▶ **Exercise**: Output every line below without omitting or altering anything.

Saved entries
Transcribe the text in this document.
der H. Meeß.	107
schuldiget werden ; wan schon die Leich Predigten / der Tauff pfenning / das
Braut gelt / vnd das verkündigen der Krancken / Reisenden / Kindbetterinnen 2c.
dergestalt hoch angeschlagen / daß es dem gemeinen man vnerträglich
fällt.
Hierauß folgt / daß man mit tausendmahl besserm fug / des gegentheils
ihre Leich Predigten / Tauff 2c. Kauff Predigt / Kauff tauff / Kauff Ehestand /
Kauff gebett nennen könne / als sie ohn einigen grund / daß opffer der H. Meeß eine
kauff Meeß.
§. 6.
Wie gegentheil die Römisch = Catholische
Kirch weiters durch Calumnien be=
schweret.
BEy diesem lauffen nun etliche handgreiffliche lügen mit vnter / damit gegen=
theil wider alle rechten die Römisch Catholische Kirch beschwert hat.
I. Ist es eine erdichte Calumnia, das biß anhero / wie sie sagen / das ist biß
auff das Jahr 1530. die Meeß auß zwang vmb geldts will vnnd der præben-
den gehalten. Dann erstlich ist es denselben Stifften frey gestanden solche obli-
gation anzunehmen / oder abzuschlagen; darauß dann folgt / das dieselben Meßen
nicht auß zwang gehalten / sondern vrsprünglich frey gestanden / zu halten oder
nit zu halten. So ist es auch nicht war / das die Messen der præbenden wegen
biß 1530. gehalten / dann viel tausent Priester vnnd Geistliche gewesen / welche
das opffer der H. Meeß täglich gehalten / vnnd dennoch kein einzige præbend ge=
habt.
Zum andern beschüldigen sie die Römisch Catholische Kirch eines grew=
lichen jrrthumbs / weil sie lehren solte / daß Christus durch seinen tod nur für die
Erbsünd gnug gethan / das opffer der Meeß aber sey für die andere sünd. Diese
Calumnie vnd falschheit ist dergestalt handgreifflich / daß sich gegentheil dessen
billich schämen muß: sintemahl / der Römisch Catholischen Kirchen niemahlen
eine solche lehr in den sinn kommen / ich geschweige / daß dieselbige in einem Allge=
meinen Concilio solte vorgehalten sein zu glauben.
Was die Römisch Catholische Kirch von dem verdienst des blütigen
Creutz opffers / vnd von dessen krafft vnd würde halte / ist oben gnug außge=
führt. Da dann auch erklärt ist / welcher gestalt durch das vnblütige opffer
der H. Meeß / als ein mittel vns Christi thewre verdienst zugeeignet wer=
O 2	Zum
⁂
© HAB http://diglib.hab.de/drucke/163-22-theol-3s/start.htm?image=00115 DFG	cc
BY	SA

▶ **Exercise answer**:
Transcribe the text in this document.
der H. Meeß.	107
schuldiget werden ; wan schon die Leich Predigten / der Tauff pfenning / das
Braut gelt / vnd das verkündigen der Krancken / Reisenden / Kindbetterinnen 2c.
dergestalt hoch angeschlagen / daß es dem gemeinen man vnerträglich
fällt.
Hierauß folgt / daß man mit tausendmahl besserm fug / des gegentheils
ihre Leich Predigten / Tauff 2c. Kauff Predigt / Kauff tauff / Kauff Ehestand /
Kauff gebett nennen könne / als sie ohn einigen grund / daß opffer der H. Meeß eine
kauff Meeß.
§. 6.
Wie gegentheil die Römisch = Catholische
Kirch weiters durch Calumnien be=
schweret.
BEy diesem lauffen nun etliche handgreiffliche lügen mit vnter / damit gegen=
theil wider alle rechten die Römisch Catholische Kirch beschwert hat.
I. Ist es eine erdichte Calumnia, das biß anhero / wie sie sagen / das ist biß
auff das Jahr 1530. die Meeß auß zwang vmb geldts will vnnd der præben-
den gehalten. Dann erstlich ist es denselben Stifften frey gestanden solche obli-
gation anzunehmen / oder abzuschlagen; darauß dann folgt / das dieselben Meßen
nicht auß zwang gehalten / sondern vrsprünglich frey gestanden / zu halten oder
nit zu halten. So ist es auch nicht war / das die Messen der præbenden wegen
biß 1530. gehalten / dann viel tausent Priester vnnd Geistliche gewesen / welche
das opffer der H. Meeß täglich gehalten / vnnd dennoch kein einzige præbend ge=
habt.
Zum andern beschüldigen sie die Römisch Catholische Kirch eines grew=
lichen jrrthumbs / weil sie lehren solte / daß Christus durch seinen tod nur für die
Erbsünd gnug gethan / das opffer der Meeß aber sey für die andere sünd. Diese
Calumnie vnd falschheit ist dergestalt handgreifflich / daß sich gegentheil dessen
billich schämen muß: sintemahl / der Römisch Catholischen Kirchen niemahlen
eine solche lehr in den sinn kommen / ich geschweige / daß dieselbige in einem Allge=
meinen Concilio solte vorgehalten sein zu glauben.
Was die Römisch Catholische Kirch von dem verdienst des blütigen
Creutz opffers / vnd von dessen krafft vnd würde halte / ist oben gnug außge=
führt. Da dann auch erklärt ist / welcher gestalt durch das vnblütige opffer
der H. Meeß / als ein mittel vns Christi thewre verdienst zugeeignet wer=
O 2	Zum
⁂
© HAB http://diglib.hab.de/drucke/163-22-theol-3s/start.htm?image=00115 DFG	cc
BY	SA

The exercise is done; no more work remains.